REQUIREMENTS: For each line that holds "this", copy the line out.
┌──
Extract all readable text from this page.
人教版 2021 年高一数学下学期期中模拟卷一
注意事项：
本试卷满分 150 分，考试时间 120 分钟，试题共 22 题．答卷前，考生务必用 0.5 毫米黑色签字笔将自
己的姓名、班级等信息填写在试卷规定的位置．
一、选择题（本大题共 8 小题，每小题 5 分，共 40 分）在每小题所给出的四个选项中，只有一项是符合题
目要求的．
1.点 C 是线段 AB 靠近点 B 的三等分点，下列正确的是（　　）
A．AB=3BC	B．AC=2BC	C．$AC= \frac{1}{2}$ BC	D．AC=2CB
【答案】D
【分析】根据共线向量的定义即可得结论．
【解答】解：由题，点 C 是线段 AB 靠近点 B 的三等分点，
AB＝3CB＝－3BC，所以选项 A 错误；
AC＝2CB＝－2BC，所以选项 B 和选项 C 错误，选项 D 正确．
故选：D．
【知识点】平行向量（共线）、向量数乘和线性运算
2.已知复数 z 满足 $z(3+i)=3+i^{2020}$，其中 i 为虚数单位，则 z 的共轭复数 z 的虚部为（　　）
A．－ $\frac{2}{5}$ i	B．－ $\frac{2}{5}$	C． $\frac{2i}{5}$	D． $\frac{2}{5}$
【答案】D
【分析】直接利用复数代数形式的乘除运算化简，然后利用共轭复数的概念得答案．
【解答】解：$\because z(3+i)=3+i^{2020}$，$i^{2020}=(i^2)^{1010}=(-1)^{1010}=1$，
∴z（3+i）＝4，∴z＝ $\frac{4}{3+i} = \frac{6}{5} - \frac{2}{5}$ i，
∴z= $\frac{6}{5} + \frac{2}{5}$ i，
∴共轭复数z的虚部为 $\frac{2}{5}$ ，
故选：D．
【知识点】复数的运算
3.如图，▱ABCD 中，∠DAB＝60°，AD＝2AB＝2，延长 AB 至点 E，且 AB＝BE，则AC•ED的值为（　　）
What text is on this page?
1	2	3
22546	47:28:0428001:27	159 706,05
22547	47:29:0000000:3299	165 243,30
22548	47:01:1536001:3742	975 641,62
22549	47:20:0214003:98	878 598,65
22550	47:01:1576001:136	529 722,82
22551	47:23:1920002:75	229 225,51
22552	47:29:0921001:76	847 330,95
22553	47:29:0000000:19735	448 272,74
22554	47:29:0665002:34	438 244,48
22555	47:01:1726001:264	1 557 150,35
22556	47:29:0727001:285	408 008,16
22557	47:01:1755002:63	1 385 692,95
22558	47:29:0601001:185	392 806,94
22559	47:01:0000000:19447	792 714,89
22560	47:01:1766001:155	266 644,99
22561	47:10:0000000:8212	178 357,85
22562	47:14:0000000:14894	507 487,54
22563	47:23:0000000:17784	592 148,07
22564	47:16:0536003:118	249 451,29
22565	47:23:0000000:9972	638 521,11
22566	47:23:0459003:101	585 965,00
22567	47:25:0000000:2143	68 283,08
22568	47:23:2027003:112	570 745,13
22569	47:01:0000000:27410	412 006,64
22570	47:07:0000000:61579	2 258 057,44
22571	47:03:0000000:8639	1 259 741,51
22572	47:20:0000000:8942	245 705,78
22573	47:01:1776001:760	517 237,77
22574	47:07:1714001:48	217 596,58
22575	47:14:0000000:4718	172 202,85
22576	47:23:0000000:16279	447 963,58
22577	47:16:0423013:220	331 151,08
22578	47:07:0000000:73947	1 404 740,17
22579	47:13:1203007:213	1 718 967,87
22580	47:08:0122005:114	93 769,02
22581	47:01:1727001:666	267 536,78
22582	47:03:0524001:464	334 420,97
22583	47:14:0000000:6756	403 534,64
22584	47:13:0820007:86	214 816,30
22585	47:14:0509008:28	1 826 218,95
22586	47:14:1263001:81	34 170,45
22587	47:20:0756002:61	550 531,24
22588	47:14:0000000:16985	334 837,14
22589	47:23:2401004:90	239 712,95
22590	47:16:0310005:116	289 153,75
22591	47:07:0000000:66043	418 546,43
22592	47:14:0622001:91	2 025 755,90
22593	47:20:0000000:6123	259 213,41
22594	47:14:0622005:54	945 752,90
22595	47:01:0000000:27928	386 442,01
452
└──
FINAL RESULT:
Extract all readable text from this page.
What text is on this page?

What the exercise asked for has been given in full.